-- start of Recorded data --

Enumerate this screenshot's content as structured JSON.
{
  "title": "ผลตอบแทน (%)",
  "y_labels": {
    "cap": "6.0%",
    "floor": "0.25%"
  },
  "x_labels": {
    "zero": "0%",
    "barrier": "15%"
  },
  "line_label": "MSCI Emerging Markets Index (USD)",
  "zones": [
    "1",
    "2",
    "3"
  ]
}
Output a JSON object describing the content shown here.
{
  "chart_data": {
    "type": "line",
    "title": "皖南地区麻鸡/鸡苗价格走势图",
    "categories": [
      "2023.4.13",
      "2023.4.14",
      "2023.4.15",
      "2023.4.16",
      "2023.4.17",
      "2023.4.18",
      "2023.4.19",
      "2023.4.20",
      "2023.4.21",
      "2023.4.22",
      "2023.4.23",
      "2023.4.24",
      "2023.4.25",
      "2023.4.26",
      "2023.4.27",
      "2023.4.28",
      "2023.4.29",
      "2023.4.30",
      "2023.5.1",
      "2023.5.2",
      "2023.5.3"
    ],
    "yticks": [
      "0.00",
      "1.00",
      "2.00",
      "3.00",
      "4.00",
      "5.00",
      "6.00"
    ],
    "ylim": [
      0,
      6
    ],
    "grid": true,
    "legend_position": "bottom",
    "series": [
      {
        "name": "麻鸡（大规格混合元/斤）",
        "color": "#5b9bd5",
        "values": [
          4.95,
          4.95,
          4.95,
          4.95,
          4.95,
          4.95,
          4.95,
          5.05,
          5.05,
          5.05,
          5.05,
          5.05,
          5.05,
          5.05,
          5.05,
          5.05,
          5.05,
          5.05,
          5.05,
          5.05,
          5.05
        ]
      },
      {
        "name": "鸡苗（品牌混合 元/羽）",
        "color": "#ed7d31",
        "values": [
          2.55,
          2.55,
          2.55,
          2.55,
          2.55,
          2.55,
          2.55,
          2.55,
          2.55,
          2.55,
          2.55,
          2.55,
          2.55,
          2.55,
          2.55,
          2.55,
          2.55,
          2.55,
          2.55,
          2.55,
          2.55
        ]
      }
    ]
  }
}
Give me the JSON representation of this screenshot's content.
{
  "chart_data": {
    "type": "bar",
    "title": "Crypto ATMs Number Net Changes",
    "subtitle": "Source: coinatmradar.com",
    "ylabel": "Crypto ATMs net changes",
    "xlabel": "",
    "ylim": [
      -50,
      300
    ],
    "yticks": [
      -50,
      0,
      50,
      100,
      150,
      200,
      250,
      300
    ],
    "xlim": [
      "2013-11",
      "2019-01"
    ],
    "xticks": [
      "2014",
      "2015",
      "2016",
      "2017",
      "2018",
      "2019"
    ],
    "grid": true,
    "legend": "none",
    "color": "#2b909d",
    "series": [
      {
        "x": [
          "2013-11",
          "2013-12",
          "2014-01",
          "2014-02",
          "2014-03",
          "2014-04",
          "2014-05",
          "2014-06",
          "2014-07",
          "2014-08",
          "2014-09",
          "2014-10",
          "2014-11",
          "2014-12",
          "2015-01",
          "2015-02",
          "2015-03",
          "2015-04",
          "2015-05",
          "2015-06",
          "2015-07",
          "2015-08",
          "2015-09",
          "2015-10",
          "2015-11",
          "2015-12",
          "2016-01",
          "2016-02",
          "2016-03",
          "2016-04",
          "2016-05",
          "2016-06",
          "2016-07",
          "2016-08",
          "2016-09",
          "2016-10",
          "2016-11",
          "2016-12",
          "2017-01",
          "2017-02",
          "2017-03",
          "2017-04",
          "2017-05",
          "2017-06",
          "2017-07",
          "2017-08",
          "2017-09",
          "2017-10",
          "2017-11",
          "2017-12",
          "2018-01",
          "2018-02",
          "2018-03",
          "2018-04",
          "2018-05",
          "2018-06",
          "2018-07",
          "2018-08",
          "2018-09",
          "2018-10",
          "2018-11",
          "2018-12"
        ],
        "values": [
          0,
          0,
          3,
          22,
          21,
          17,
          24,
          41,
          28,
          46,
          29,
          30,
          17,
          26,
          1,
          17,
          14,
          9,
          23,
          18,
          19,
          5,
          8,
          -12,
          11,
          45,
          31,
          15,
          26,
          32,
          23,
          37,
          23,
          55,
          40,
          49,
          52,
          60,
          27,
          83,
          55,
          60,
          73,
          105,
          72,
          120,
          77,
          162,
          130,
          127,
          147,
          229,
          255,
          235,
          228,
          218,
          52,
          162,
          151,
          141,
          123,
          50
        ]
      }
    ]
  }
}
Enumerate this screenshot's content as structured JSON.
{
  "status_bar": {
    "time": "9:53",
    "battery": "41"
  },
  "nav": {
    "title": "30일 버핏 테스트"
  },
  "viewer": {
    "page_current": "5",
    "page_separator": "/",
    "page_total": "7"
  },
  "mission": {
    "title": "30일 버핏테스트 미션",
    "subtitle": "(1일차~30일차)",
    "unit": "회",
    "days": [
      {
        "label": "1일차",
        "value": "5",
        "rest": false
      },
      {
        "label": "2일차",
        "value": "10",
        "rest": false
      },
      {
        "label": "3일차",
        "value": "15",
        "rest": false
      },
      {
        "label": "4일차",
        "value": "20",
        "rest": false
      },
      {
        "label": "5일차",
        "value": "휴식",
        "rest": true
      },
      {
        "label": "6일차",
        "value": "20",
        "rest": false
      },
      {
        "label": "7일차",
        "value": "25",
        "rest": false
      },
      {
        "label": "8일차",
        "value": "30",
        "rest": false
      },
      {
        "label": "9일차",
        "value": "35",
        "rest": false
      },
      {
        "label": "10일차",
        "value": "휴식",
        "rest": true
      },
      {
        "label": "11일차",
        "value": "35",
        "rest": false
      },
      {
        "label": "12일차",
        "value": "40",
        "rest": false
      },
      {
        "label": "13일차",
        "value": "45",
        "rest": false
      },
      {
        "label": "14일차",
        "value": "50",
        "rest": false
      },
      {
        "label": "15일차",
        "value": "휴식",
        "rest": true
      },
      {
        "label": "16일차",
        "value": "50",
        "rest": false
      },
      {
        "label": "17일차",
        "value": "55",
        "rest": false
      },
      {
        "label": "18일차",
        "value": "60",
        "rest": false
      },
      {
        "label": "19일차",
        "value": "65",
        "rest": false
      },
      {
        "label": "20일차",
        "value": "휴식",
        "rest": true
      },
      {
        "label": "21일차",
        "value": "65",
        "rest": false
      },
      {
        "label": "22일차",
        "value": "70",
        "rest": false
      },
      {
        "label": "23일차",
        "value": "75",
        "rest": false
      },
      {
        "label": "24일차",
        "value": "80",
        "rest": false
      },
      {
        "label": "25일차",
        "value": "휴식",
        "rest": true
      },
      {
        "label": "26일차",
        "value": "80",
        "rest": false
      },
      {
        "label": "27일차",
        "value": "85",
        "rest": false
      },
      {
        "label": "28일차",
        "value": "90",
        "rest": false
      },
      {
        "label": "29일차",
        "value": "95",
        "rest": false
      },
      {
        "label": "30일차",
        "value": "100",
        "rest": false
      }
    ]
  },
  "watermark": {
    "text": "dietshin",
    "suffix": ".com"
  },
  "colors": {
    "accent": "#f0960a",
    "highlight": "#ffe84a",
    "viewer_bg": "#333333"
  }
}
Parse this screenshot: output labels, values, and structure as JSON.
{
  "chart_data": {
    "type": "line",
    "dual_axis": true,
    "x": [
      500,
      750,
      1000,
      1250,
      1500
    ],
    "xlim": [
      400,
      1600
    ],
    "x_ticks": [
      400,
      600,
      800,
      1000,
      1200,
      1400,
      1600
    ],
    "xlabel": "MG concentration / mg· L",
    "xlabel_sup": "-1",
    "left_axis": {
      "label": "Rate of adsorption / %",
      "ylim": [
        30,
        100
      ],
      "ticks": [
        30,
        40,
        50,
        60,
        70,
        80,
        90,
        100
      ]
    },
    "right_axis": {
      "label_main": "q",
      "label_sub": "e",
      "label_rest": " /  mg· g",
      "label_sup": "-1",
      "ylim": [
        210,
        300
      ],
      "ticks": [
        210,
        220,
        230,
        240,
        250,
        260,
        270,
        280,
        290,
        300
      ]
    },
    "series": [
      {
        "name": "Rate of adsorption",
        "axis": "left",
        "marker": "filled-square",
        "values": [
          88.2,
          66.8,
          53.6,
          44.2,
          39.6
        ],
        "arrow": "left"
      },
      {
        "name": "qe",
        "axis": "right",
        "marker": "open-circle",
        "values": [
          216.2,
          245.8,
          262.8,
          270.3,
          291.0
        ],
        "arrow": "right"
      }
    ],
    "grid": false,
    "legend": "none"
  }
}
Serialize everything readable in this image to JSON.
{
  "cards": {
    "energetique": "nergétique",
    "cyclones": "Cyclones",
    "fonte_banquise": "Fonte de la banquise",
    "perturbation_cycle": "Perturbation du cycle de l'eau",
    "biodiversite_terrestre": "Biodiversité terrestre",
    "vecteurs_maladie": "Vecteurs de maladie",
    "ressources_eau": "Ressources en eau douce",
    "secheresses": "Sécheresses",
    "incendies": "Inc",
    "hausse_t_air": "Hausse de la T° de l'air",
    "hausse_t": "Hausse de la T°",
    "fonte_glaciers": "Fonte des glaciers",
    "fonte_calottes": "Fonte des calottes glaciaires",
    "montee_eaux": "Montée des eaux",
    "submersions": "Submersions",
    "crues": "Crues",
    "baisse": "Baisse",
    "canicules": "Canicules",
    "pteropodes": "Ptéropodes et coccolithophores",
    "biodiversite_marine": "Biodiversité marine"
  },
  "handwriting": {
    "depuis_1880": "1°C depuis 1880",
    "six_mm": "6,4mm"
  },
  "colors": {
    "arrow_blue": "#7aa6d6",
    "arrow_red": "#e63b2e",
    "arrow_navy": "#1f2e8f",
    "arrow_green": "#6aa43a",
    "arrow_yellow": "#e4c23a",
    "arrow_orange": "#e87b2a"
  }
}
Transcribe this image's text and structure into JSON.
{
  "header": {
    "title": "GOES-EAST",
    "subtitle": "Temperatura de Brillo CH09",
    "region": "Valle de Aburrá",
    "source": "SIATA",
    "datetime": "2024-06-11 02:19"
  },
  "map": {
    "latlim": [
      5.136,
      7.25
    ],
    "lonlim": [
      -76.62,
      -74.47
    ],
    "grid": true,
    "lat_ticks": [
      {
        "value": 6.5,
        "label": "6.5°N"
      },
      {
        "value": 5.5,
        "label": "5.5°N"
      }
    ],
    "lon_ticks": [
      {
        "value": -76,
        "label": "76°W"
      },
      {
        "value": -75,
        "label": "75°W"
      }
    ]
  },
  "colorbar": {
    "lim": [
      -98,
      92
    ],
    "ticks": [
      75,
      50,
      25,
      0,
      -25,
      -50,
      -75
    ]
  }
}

-- end of Recorded data --

Pull every line containing "subtitle" from the material above.

*Complete answer*.
    "subtitle": "Source: coinatmradar.com",
    "subtitle": "(1일차~30일차)",
    "subtitle": "Temperatura de Brillo CH09",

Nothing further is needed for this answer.